======== Supplied data ========

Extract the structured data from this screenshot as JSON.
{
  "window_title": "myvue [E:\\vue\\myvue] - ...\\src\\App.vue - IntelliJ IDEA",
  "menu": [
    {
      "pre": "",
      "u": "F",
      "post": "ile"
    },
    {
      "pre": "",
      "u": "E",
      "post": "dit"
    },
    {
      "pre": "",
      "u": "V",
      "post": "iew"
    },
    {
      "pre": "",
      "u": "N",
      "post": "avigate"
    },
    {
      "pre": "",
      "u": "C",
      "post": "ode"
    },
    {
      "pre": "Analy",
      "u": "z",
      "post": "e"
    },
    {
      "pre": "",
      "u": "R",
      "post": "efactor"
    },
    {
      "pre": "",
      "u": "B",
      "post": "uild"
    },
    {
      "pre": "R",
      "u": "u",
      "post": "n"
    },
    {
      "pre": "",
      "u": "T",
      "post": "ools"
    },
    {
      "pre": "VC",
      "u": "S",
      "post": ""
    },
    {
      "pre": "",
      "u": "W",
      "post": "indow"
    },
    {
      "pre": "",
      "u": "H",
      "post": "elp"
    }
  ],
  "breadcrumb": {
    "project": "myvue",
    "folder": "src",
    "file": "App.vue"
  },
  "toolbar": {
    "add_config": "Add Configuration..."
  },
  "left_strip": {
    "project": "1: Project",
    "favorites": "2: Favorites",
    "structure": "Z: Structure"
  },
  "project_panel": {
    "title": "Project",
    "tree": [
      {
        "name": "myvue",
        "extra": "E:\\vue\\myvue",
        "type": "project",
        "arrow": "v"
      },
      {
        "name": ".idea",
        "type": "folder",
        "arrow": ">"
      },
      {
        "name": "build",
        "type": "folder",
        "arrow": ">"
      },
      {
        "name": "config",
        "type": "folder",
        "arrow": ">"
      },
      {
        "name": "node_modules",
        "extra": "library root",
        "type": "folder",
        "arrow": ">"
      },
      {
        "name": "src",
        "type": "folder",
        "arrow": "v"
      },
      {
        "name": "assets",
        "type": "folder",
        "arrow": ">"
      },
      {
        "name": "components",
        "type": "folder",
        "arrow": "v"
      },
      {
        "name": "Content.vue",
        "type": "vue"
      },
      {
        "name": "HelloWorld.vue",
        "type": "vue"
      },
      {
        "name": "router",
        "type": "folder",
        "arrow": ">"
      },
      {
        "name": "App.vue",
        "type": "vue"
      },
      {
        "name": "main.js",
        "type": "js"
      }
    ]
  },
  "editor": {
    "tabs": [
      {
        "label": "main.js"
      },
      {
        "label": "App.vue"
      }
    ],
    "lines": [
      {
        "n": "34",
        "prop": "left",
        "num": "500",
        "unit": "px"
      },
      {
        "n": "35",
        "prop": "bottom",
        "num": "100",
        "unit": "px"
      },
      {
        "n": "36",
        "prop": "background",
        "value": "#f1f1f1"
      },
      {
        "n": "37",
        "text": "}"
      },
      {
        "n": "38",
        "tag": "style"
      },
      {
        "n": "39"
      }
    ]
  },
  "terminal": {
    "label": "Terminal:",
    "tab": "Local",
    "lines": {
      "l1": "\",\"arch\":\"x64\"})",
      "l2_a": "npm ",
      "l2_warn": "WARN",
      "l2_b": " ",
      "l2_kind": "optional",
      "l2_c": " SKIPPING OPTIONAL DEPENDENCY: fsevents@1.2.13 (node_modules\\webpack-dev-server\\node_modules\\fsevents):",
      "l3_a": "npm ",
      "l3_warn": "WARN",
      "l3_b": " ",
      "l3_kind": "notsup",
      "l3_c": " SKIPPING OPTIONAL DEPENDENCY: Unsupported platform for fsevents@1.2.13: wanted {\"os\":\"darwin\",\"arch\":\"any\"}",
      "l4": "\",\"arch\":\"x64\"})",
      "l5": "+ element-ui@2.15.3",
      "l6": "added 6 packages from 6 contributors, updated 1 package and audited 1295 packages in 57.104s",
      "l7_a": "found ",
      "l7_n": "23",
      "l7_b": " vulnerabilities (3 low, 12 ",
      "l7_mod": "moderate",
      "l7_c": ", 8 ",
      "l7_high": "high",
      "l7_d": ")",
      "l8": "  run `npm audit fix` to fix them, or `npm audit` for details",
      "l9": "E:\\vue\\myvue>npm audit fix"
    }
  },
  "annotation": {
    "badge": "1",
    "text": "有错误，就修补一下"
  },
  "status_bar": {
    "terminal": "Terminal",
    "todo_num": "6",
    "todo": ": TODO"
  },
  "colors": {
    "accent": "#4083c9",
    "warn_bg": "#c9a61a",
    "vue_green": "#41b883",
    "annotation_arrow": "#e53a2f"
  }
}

========

→ **Brief**:
In the records above, find each line holding "label" and copy it.

→ **Answer to the exercise**:
        "label": "main.js"
        "label": "App.vue"
    "label": "Terminal:",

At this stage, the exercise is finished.